• **Problem to solve**
Restate the records that follow word for word; no pictures should appear.

++++ Input data

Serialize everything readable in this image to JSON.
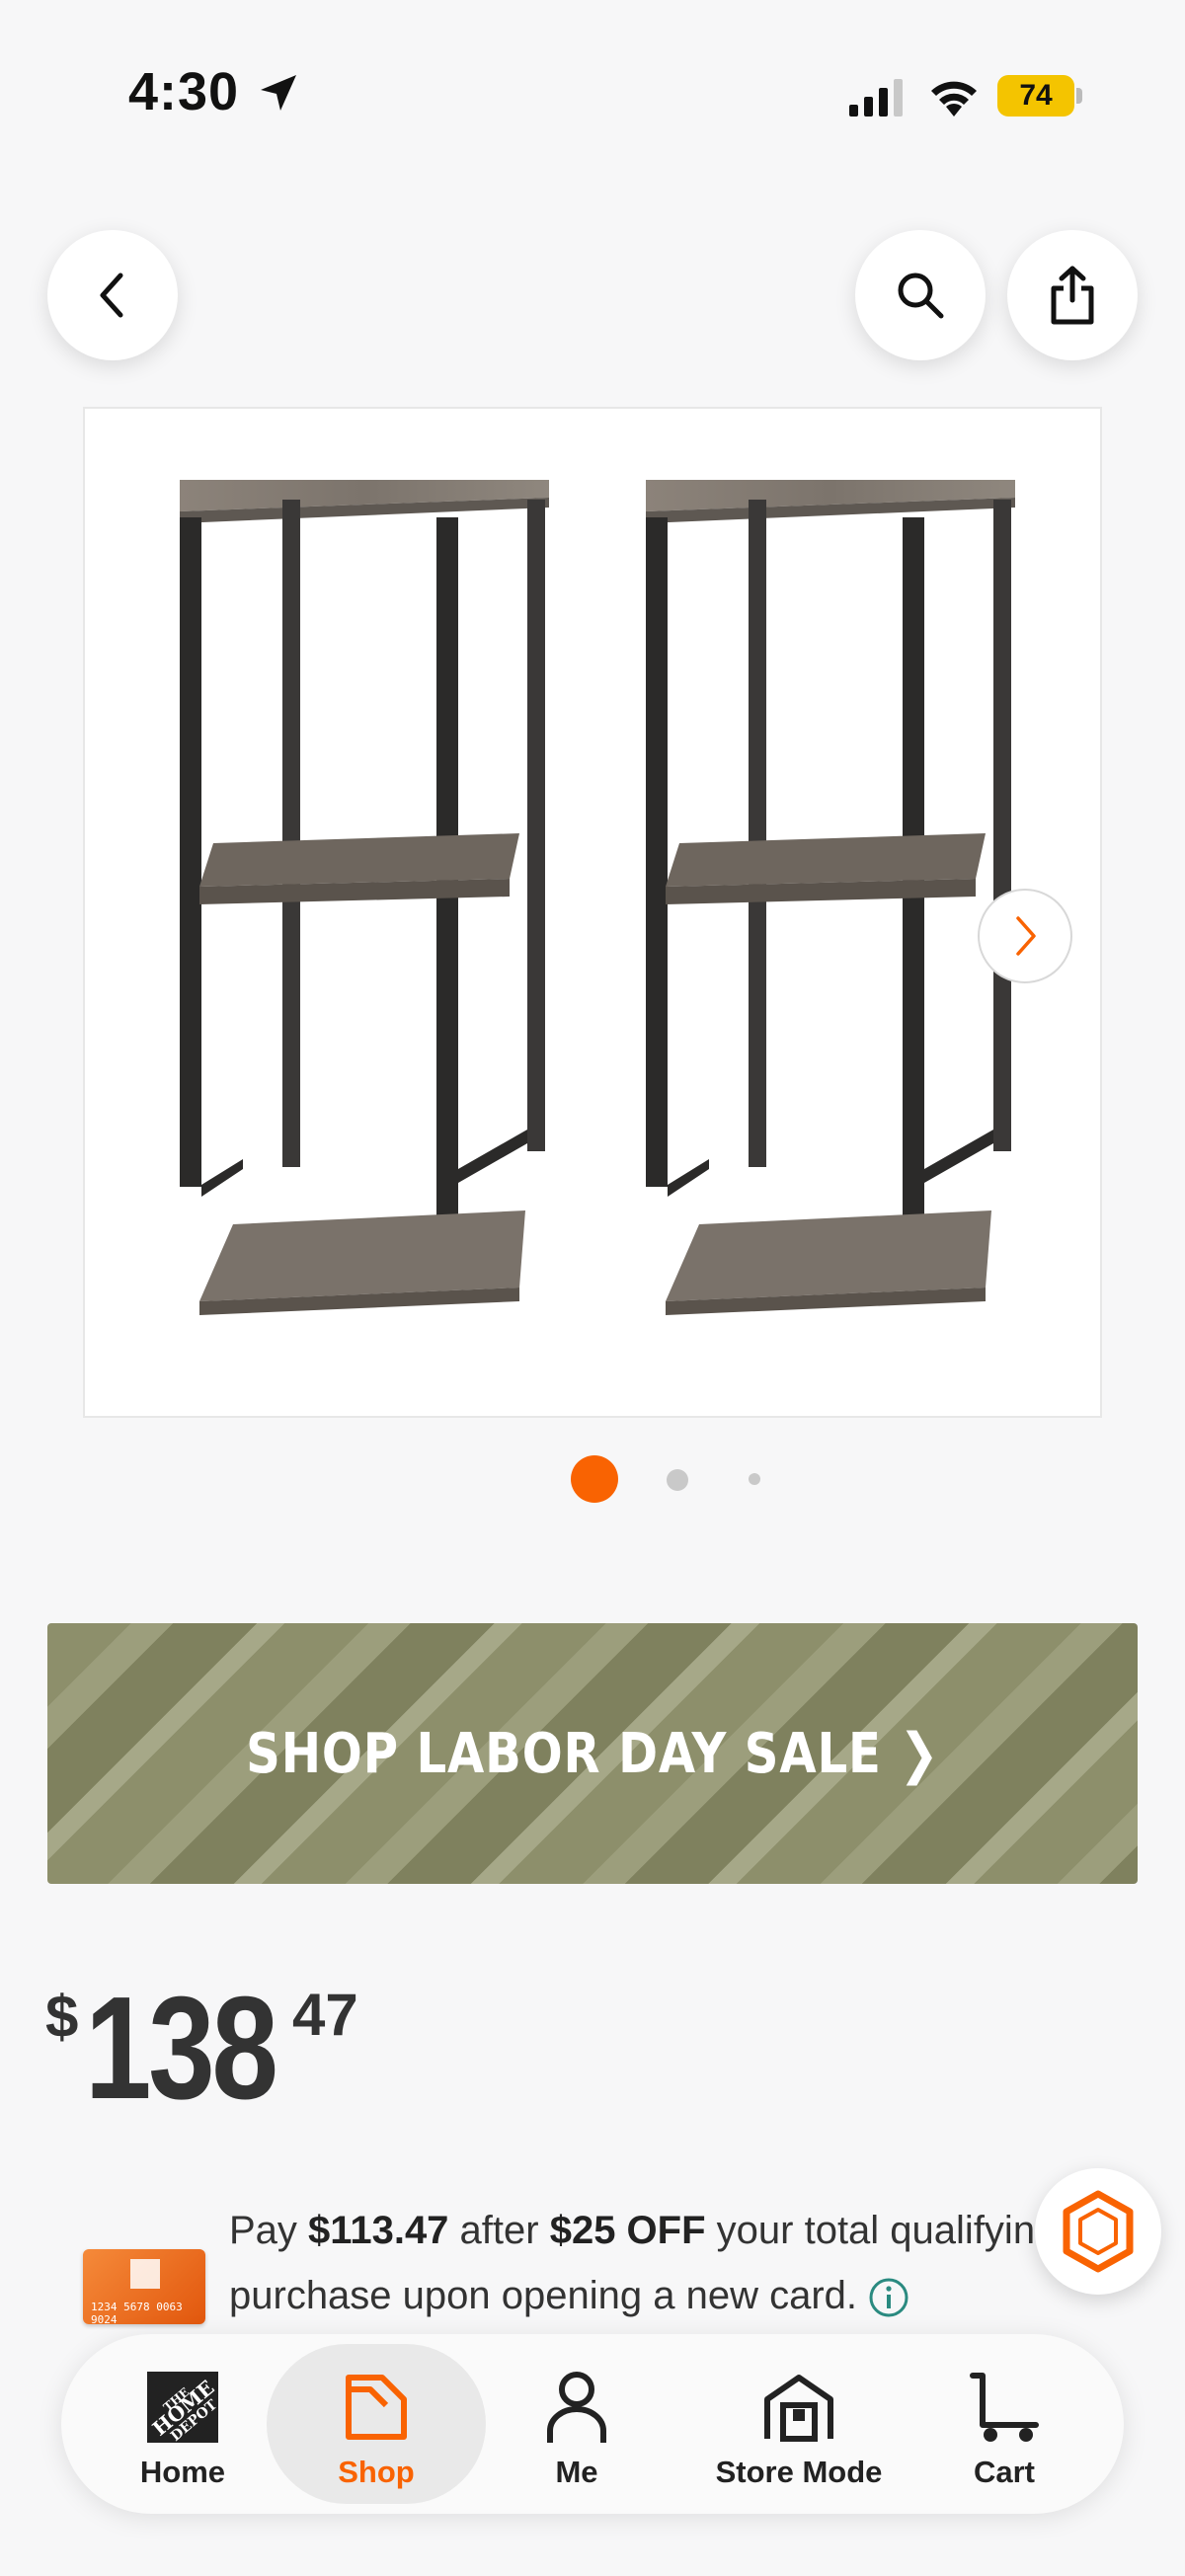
{
  "status_bar": {
    "time": "4:30",
    "battery": "74",
    "icons": [
      "location-arrow-icon",
      "cellular-signal-icon",
      "wifi-icon",
      "battery-icon"
    ]
  },
  "header": {
    "icons": [
      "chevron-left-icon",
      "search-icon",
      "share-icon"
    ]
  },
  "gallery": {
    "image_count": 3,
    "active_index": 1,
    "next_icon": "chevron-right-icon",
    "accent_color": "#f96302"
  },
  "banner": {
    "label": "SHOP LABOR DAY SALE ❯"
  },
  "price": {
    "currency": "$",
    "dollars": "138",
    "cents": "47"
  },
  "offer": {
    "text_1": "Pay ",
    "amount": "$113.47",
    "text_2": " after ",
    "discount": "$25 OFF",
    "text_3": " your total qualifying",
    "text_4": "purchase upon opening a new card.",
    "card_number": "1234 5678 0063 9024"
  },
  "bottom_nav": {
    "items": [
      {
        "label": "Home",
        "icon": "home-depot-logo-icon"
      },
      {
        "label": "Shop",
        "icon": "shop-tag-icon",
        "active": true
      },
      {
        "label": "Me",
        "icon": "person-icon"
      },
      {
        "label": "Store Mode",
        "icon": "store-icon"
      },
      {
        "label": "Cart",
        "icon": "cart-icon"
      }
    ],
    "active_color": "#f96302"
  }
}
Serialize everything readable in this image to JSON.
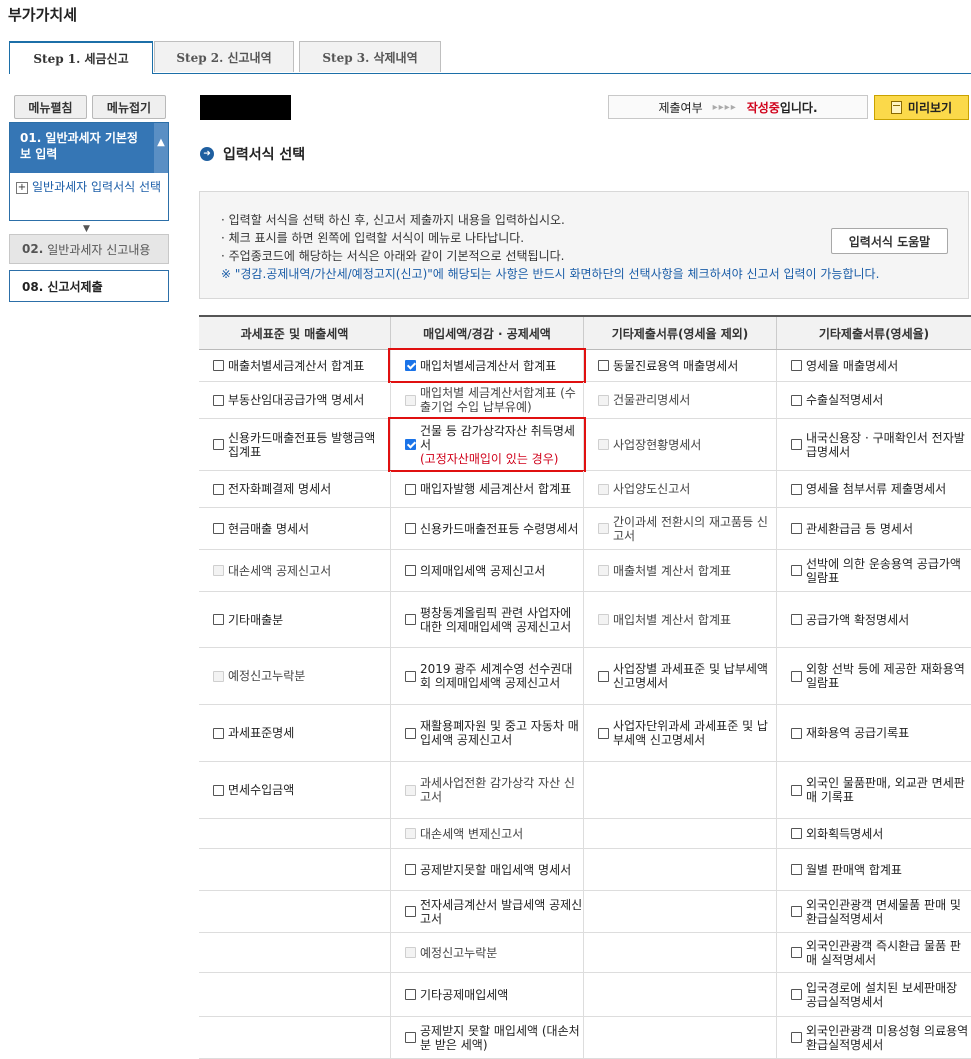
{
  "page_title": "부가가치세",
  "tabs": [
    "Step 1. 세금신고",
    "Step 2. 신고내역",
    "Step 3. 삭제내역"
  ],
  "sidebar": {
    "menu_open": "메뉴펼침",
    "menu_close": "메뉴접기",
    "section1_title": "01. 일반과세자 기본정보 입력",
    "section1_sub": "일반과세자 입력서식 선택",
    "section2_num": "02.",
    "section2_label": "일반과세자 신고내용",
    "section3_title": "08. 신고서제출"
  },
  "status": {
    "label": "제출여부",
    "arrows": "▸▸▸▸",
    "state": "작성중",
    "suffix": "입니다."
  },
  "preview_button": "미리보기",
  "section_title": "입력서식 선택",
  "info": {
    "line1": "입력할 서식을 선택 하신 후, 신고서 제출까지 내용을 입력하십시오.",
    "line2": "체크 표시를 하면 왼쪽에 입력할 서식이 메뉴로 나타납니다.",
    "line3": "주업종코드에 해당하는 서식은 아래와 같이 기본적으로 선택됩니다.",
    "line4": "※ \"경감.공제내역/가산세/예정고지(신고)\"에 해당되는 사항은 반드시 화면하단의 선택사항을 체크하셔야 신고서 입력이 가능합니다.",
    "help_button": "입력서식 도움말"
  },
  "table": {
    "headers": [
      "과세표준 및 매출세액",
      "매입세액/경감 · 공제세액",
      "기타제출서류(영세율 제외)",
      "기타제출서류(영세율)"
    ],
    "rows": [
      [
        "매출처별세금계산서 합계표",
        "매입처별세금계산서 합계표",
        "동물진료용역 매출명세서",
        "영세율 매출명세서"
      ],
      [
        "부동산임대공급가액 명세서",
        "매입처별 세금계산서합계표 (수출기업 수입 납부유예)",
        "건물관리명세서",
        "수출실적명세서"
      ],
      [
        "신용카드매출전표등 발행금액 집계표",
        "건물 등 감가상각자산 취득명세서",
        "사업장현황명세서",
        "내국신용장 · 구매확인서 전자발급명세서"
      ],
      [
        "전자화폐결제 명세서",
        "매입자발행 세금계산서 합계표",
        "사업양도신고서",
        "영세율 첨부서류 제출명세서"
      ],
      [
        "현금매출 명세서",
        "신용카드매출전표등 수령명세서",
        "간이과세 전환시의 재고품등 신고서",
        "관세환급금 등 명세서"
      ],
      [
        "대손세액 공제신고서",
        "의제매입세액 공제신고서",
        "매출처별 계산서 합계표",
        "선박에 의한 운송용역 공급가액 일람표"
      ],
      [
        "기타매출분",
        "평창동계올림픽 관련 사업자에 대한 의제매입세액 공제신고서",
        "매입처별 계산서 합계표",
        "공급가액 확정명세서"
      ],
      [
        "예정신고누락분",
        "2019 광주 세계수영 선수권대회 의제매입세액 공제신고서",
        "사업장별 과세표준 및 납부세액 신고명세서",
        "외항 선박 등에 제공한 재화용역 일람표"
      ],
      [
        "과세표준명세",
        "재활용폐자원 및 중고 자동차 매입세액 공제신고서",
        "사업자단위과세 과세표준 및 납부세액 신고명세서",
        "재화용역 공급기록표"
      ],
      [
        "면세수입금액",
        "과세사업전환 감가상각 자산 신고서",
        "",
        "외국인 물품판매, 외교관 면세판매 기록표"
      ],
      [
        "",
        "대손세액 변제신고서",
        "",
        "외화획득명세서"
      ],
      [
        "",
        "공제받지못할 매입세액 명세서",
        "",
        "월별 판매액 합계표"
      ],
      [
        "",
        "전자세금계산서 발급세액 공제신고서",
        "",
        "외국인관광객 면세물품 판매 및 환급실적명세서"
      ],
      [
        "",
        "예정신고누락분",
        "",
        "외국인관광객 즉시환급 물품 판매 실적명세서"
      ],
      [
        "",
        "기타공제매입세액",
        "",
        "입국경로에 설치된 보세판매장 공급실적명세서"
      ],
      [
        "",
        "공제받지 못할 매입세액 (대손처분 받은 세액)",
        "",
        "외국인관광객 미용성형 의료용역 환급실적명세서"
      ]
    ],
    "note_r2c1": "(고정자산매입이 있는 경우)"
  }
}
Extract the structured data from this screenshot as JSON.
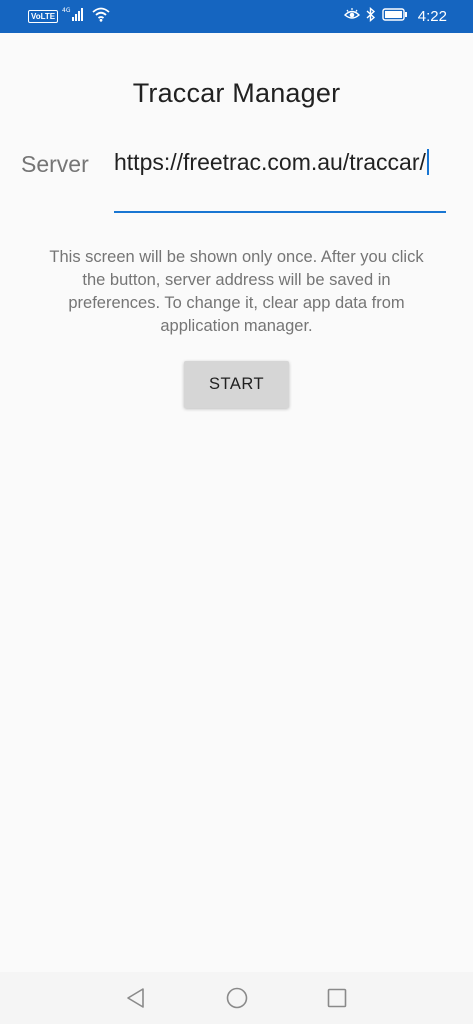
{
  "status_bar": {
    "network_badge": "VoLTE",
    "network_type": "4G",
    "time": "4:22",
    "icons": [
      "volte-icon",
      "signal-icon",
      "wifi-icon",
      "eye-comfort-icon",
      "bluetooth-icon",
      "battery-icon"
    ],
    "color": "#1565c0"
  },
  "app": {
    "title": "Traccar Manager"
  },
  "server": {
    "label": "Server",
    "value": "https://freetrac.com.au/traccar/",
    "accent_color": "#1976d2"
  },
  "info": {
    "text": "This screen will be shown only once. After you click the button, server address will be saved in preferences. To change it, clear app data from application manager."
  },
  "actions": {
    "start_label": "START"
  },
  "nav_bar": {
    "icons": [
      "back-icon",
      "home-icon",
      "recents-icon"
    ]
  }
}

++++++++

• **Solution to this problem**
Serialize everything readable in this image to JSON.
{
  "status_bar": {
    "time": "4:30",
    "battery": "74",
    "icons": [
      "location-arrow-icon",
      "cellular-signal-icon",
      "wifi-icon",
      "battery-icon"
    ]
  },
  "header": {
    "icons": [
      "chevron-left-icon",
      "search-icon",
      "share-icon"
    ]
  },
  "gallery": {
    "image_count": 3,
    "active_index": 1,
    "next_icon": "chevron-right-icon",
    "accent_color": "#f96302"
  },
  "banner": {
    "label": "SHOP LABOR DAY SALE ❯"
  },
  "price": {
    "currency": "$",
    "dollars": "138",
    "cents": "47"
  },
  "offer": {
    "text_1": "Pay ",
    "amount": "$113.47",
    "text_2": " after ",
    "discount": "$25 OFF",
    "text_3": " your total qualifying",
    "text_4": "purchase upon opening a new card.",
    "card_number": "1234 5678 0063 9024"
  },
  "bottom_nav": {
    "items": [
      {
        "label": "Home",
        "icon": "home-depot-logo-icon"
      },
      {
        "label": "Shop",
        "icon": "shop-tag-icon",
        "active": true
      },
      {
        "label": "Me",
        "icon": "person-icon"
      },
      {
        "label": "Store Mode",
        "icon": "store-icon"
      },
      {
        "label": "Cart",
        "icon": "cart-icon"
      }
    ],
    "active_color": "#f96302"
  }
}
Serialize everything readable in this image to JSON.
{
  "page_title": "부가가치세",
  "tabs": [
    "Step 1. 세금신고",
    "Step 2. 신고내역",
    "Step 3. 삭제내역"
  ],
  "sidebar": {
    "menu_open": "메뉴펼침",
    "menu_close": "메뉴접기",
    "section1_title": "01. 일반과세자 기본정보 입력",
    "section1_sub": "일반과세자 입력서식 선택",
    "section2_num": "02.",
    "section2_label": "일반과세자 신고내용",
    "section3_title": "08. 신고서제출"
  },
  "status": {
    "label": "제출여부",
    "arrows": "▸▸▸▸",
    "state": "작성중",
    "suffix": "입니다."
  },
  "preview_button": "미리보기",
  "section_title": "입력서식 선택",
  "info": {
    "line1": "입력할 서식을 선택 하신 후, 신고서 제출까지 내용을 입력하십시오.",
    "line2": "체크 표시를 하면 왼쪽에 입력할 서식이 메뉴로 나타납니다.",
    "line3": "주업종코드에 해당하는 서식은 아래와 같이 기본적으로 선택됩니다.",
    "line4": "※ \"경감.공제내역/가산세/예정고지(신고)\"에 해당되는 사항은 반드시 화면하단의 선택사항을 체크하셔야 신고서 입력이 가능합니다.",
    "help_button": "입력서식 도움말"
  },
  "table": {
    "headers": [
      "과세표준 및 매출세액",
      "매입세액/경감 · 공제세액",
      "기타제출서류(영세율 제외)",
      "기타제출서류(영세율)"
    ],
    "rows": [
      [
        "매출처별세금계산서 합계표",
        "매입처별세금계산서 합계표",
        "동물진료용역 매출명세서",
        "영세율 매출명세서"
      ],
      [
        "부동산임대공급가액 명세서",
        "매입처별 세금계산서합계표 (수출기업 수입 납부유예)",
        "건물관리명세서",
        "수출실적명세서"
      ],
      [
        "신용카드매출전표등 발행금액 집계표",
        "건물 등 감가상각자산 취득명세서",
        "사업장현황명세서",
        "내국신용장 · 구매확인서 전자발급명세서"
      ],
      [
        "전자화폐결제 명세서",
        "매입자발행 세금계산서 합계표",
        "사업양도신고서",
        "영세율 첨부서류 제출명세서"
      ],
      [
        "현금매출 명세서",
        "신용카드매출전표등 수령명세서",
        "간이과세 전환시의 재고품등 신고서",
        "관세환급금 등 명세서"
      ],
      [
        "대손세액 공제신고서",
        "의제매입세액 공제신고서",
        "매출처별 계산서 합계표",
        "선박에 의한 운송용역 공급가액 일람표"
      ],
      [
        "기타매출분",
        "평창동계올림픽 관련 사업자에 대한 의제매입세액 공제신고서",
        "매입처별 계산서 합계표",
        "공급가액 확정명세서"
      ],
      [
        "예정신고누락분",
        "2019 광주 세계수영 선수권대회 의제매입세액 공제신고서",
        "사업장별 과세표준 및 납부세액 신고명세서",
        "외항 선박 등에 제공한 재화용역 일람표"
      ],
      [
        "과세표준명세",
        "재활용폐자원 및 중고 자동차 매입세액 공제신고서",
        "사업자단위과세 과세표준 및 납부세액 신고명세서",
        "재화용역 공급기록표"
      ],
      [
        "면세수입금액",
        "과세사업전환 감가상각 자산 신고서",
        "",
        "외국인 물품판매, 외교관 면세판매 기록표"
      ],
      [
        "",
        "대손세액 변제신고서",
        "",
        "외화획득명세서"
      ],
      [
        "",
        "공제받지못할 매입세액 명세서",
        "",
        "월별 판매액 합계표"
      ],
      [
        "",
        "전자세금계산서 발급세액 공제신고서",
        "",
        "외국인관광객 면세물품 판매 및 환급실적명세서"
      ],
      [
        "",
        "예정신고누락분",
        "",
        "외국인관광객 즉시환급 물품 판매 실적명세서"
      ],
      [
        "",
        "기타공제매입세액",
        "",
        "입국경로에 설치된 보세판매장 공급실적명세서"
      ],
      [
        "",
        "공제받지 못할 매입세액 (대손처분 받은 세액)",
        "",
        "외국인관광객 미용성형 의료용역 환급실적명세서"
      ]
    ],
    "note_r2c1": "(고정자산매입이 있는 경우)"
  }
}
Extract the structured data from this screenshot as JSON.
{
  "status_bar": {
    "network_badge": "VoLTE",
    "network_type": "4G",
    "time": "4:22",
    "icons": [
      "volte-icon",
      "signal-icon",
      "wifi-icon",
      "eye-comfort-icon",
      "bluetooth-icon",
      "battery-icon"
    ],
    "color": "#1565c0"
  },
  "app": {
    "title": "Traccar Manager"
  },
  "server": {
    "label": "Server",
    "value": "https://freetrac.com.au/traccar/",
    "accent_color": "#1976d2"
  },
  "info": {
    "text": "This screen will be shown only once. After you click the button, server address will be saved in preferences. To change it, clear app data from application manager."
  },
  "actions": {
    "start_label": "START"
  },
  "nav_bar": {
    "icons": [
      "back-icon",
      "home-icon",
      "recents-icon"
    ]
  }
}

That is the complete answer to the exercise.